* _Data lines_:
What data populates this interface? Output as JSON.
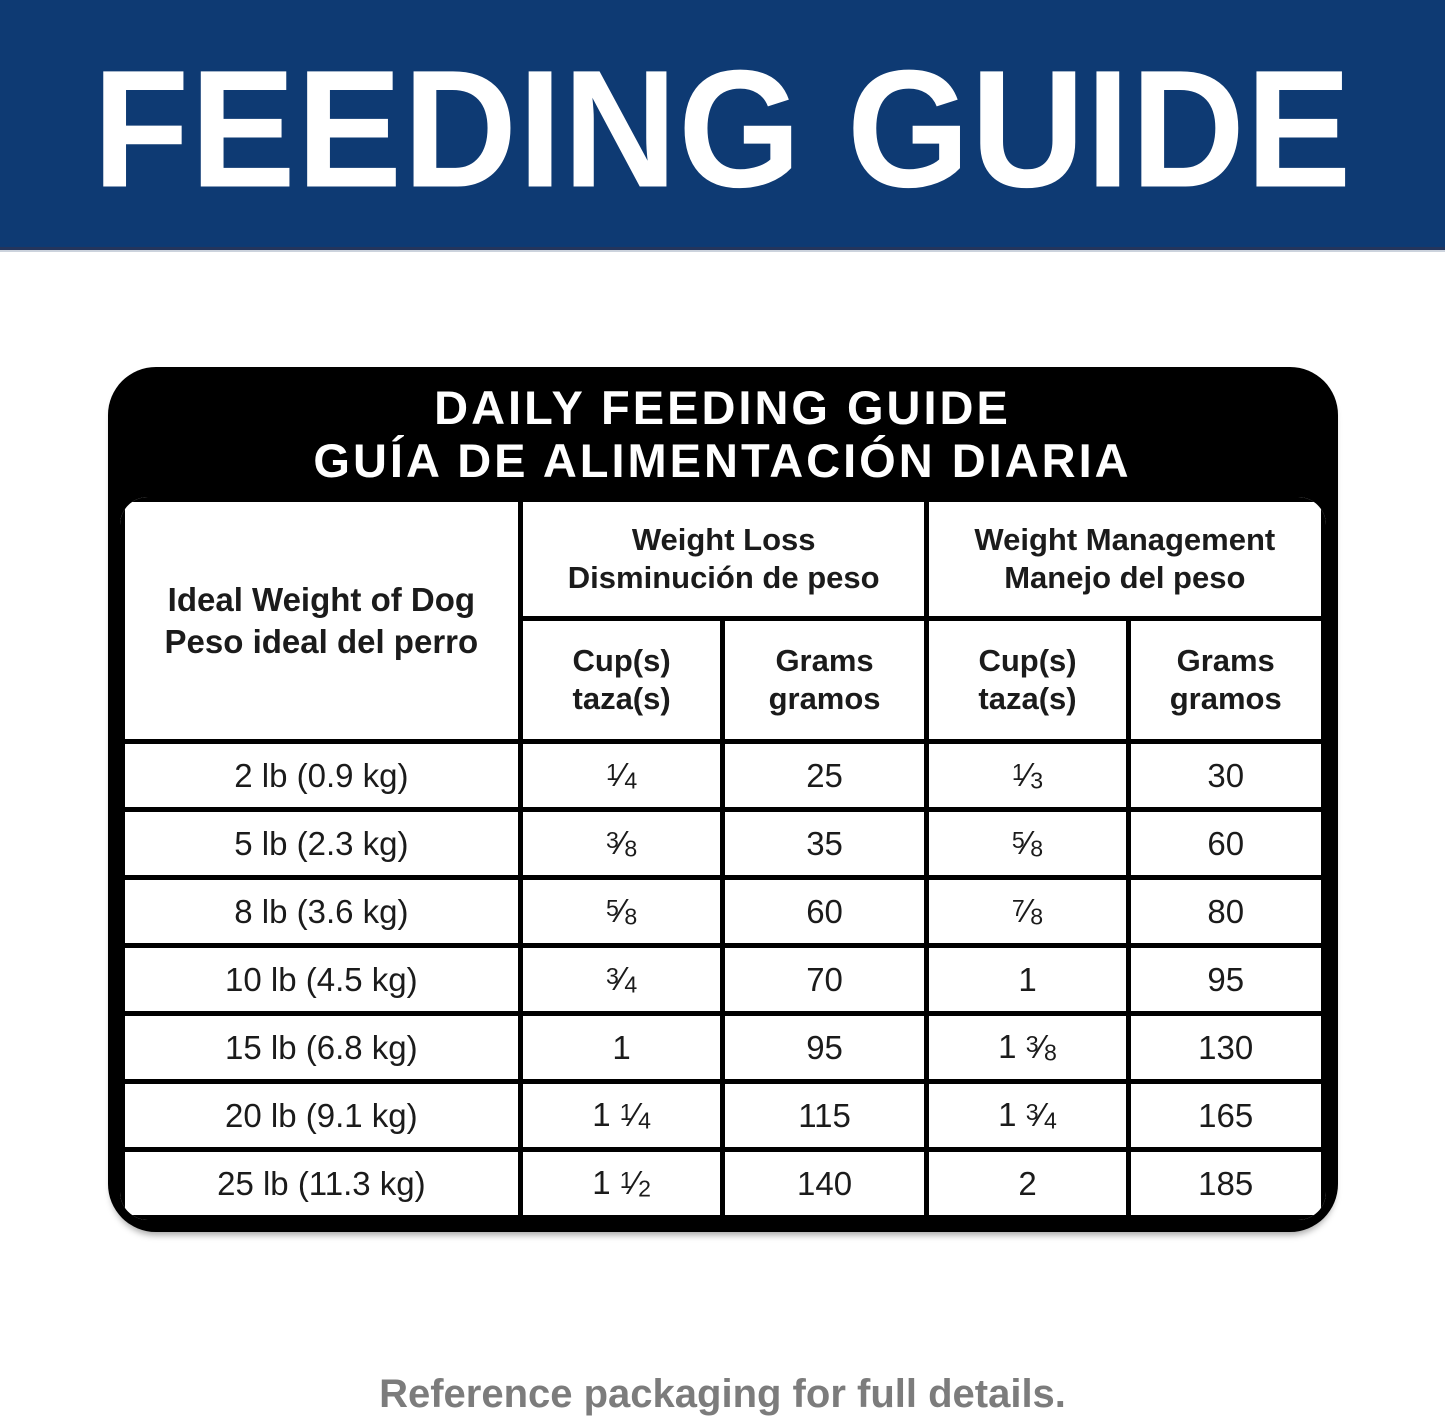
{
  "banner": {
    "title": "FEEDING GUIDE",
    "bg_color": "#0e3a73",
    "text_color": "#ffffff"
  },
  "guide": {
    "title_line1": "DAILY FEEDING GUIDE",
    "title_line2": "GUÍA DE ALIMENTACIÓN DIARIA",
    "header": {
      "weight_col_line1": "Ideal Weight of Dog",
      "weight_col_line2": "Peso ideal del perro",
      "groups": [
        {
          "en": "Weight Loss",
          "es": "Disminución de peso"
        },
        {
          "en": "Weight Management",
          "es": "Manejo del peso"
        }
      ],
      "subcols": [
        {
          "en": "Cup(s)",
          "es": "taza(s)"
        },
        {
          "en": "Grams",
          "es": "gramos"
        },
        {
          "en": "Cup(s)",
          "es": "taza(s)"
        },
        {
          "en": "Grams",
          "es": "gramos"
        }
      ]
    },
    "rows": [
      {
        "weight": "2 lb (0.9 kg)",
        "loss_cups": "1/4",
        "loss_grams": "25",
        "mgmt_cups": "1/3",
        "mgmt_grams": "30"
      },
      {
        "weight": "5 lb (2.3 kg)",
        "loss_cups": "3/8",
        "loss_grams": "35",
        "mgmt_cups": "5/8",
        "mgmt_grams": "60"
      },
      {
        "weight": "8 lb (3.6 kg)",
        "loss_cups": "5/8",
        "loss_grams": "60",
        "mgmt_cups": "7/8",
        "mgmt_grams": "80"
      },
      {
        "weight": "10 lb (4.5 kg)",
        "loss_cups": "3/4",
        "loss_grams": "70",
        "mgmt_cups": "1",
        "mgmt_grams": "95"
      },
      {
        "weight": "15 lb (6.8 kg)",
        "loss_cups": "1",
        "loss_grams": "95",
        "mgmt_cups": "1 3/8",
        "mgmt_grams": "130"
      },
      {
        "weight": "20 lb (9.1 kg)",
        "loss_cups": "1 1/4",
        "loss_grams": "115",
        "mgmt_cups": "1 3/4",
        "mgmt_grams": "165"
      },
      {
        "weight": "25 lb (11.3 kg)",
        "loss_cups": "1 1/2",
        "loss_grams": "140",
        "mgmt_cups": "2",
        "mgmt_grams": "185"
      }
    ]
  },
  "footer": {
    "note": "Reference packaging for full details."
  }
}
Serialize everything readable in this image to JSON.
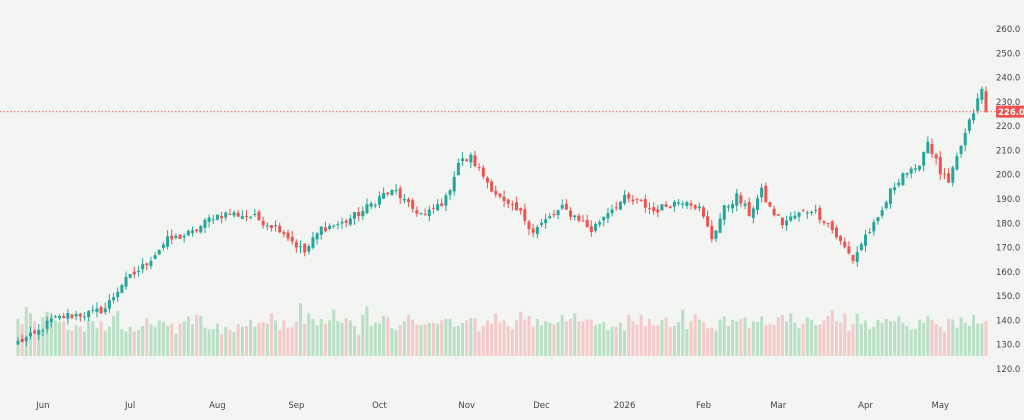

* _Problem description_: Could you reproduce every record above exactly, leaving out the pictures?

* _Problem solution_:
What data populates this interface? Output as JSON.
{
  "banner": {
    "title": "FEEDING GUIDE",
    "bg_color": "#0e3a73",
    "text_color": "#ffffff"
  },
  "guide": {
    "title_line1": "DAILY FEEDING GUIDE",
    "title_line2": "GUÍA DE ALIMENTACIÓN DIARIA",
    "header": {
      "weight_col_line1": "Ideal Weight of Dog",
      "weight_col_line2": "Peso ideal del perro",
      "groups": [
        {
          "en": "Weight Loss",
          "es": "Disminución de peso"
        },
        {
          "en": "Weight Management",
          "es": "Manejo del peso"
        }
      ],
      "subcols": [
        {
          "en": "Cup(s)",
          "es": "taza(s)"
        },
        {
          "en": "Grams",
          "es": "gramos"
        },
        {
          "en": "Cup(s)",
          "es": "taza(s)"
        },
        {
          "en": "Grams",
          "es": "gramos"
        }
      ]
    },
    "rows": [
      {
        "weight": "2 lb (0.9 kg)",
        "loss_cups": "1/4",
        "loss_grams": "25",
        "mgmt_cups": "1/3",
        "mgmt_grams": "30"
      },
      {
        "weight": "5 lb (2.3 kg)",
        "loss_cups": "3/8",
        "loss_grams": "35",
        "mgmt_cups": "5/8",
        "mgmt_grams": "60"
      },
      {
        "weight": "8 lb (3.6 kg)",
        "loss_cups": "5/8",
        "loss_grams": "60",
        "mgmt_cups": "7/8",
        "mgmt_grams": "80"
      },
      {
        "weight": "10 lb (4.5 kg)",
        "loss_cups": "3/4",
        "loss_grams": "70",
        "mgmt_cups": "1",
        "mgmt_grams": "95"
      },
      {
        "weight": "15 lb (6.8 kg)",
        "loss_cups": "1",
        "loss_grams": "95",
        "mgmt_cups": "1 3/8",
        "mgmt_grams": "130"
      },
      {
        "weight": "20 lb (9.1 kg)",
        "loss_cups": "1 1/4",
        "loss_grams": "115",
        "mgmt_cups": "1 3/4",
        "mgmt_grams": "165"
      },
      {
        "weight": "25 lb (11.3 kg)",
        "loss_cups": "1 1/2",
        "loss_grams": "140",
        "mgmt_cups": "2",
        "mgmt_grams": "185"
      }
    ]
  },
  "footer": {
    "note": "Reference packaging for full details."
  }
}
Serialize everything readable in this image to JSON.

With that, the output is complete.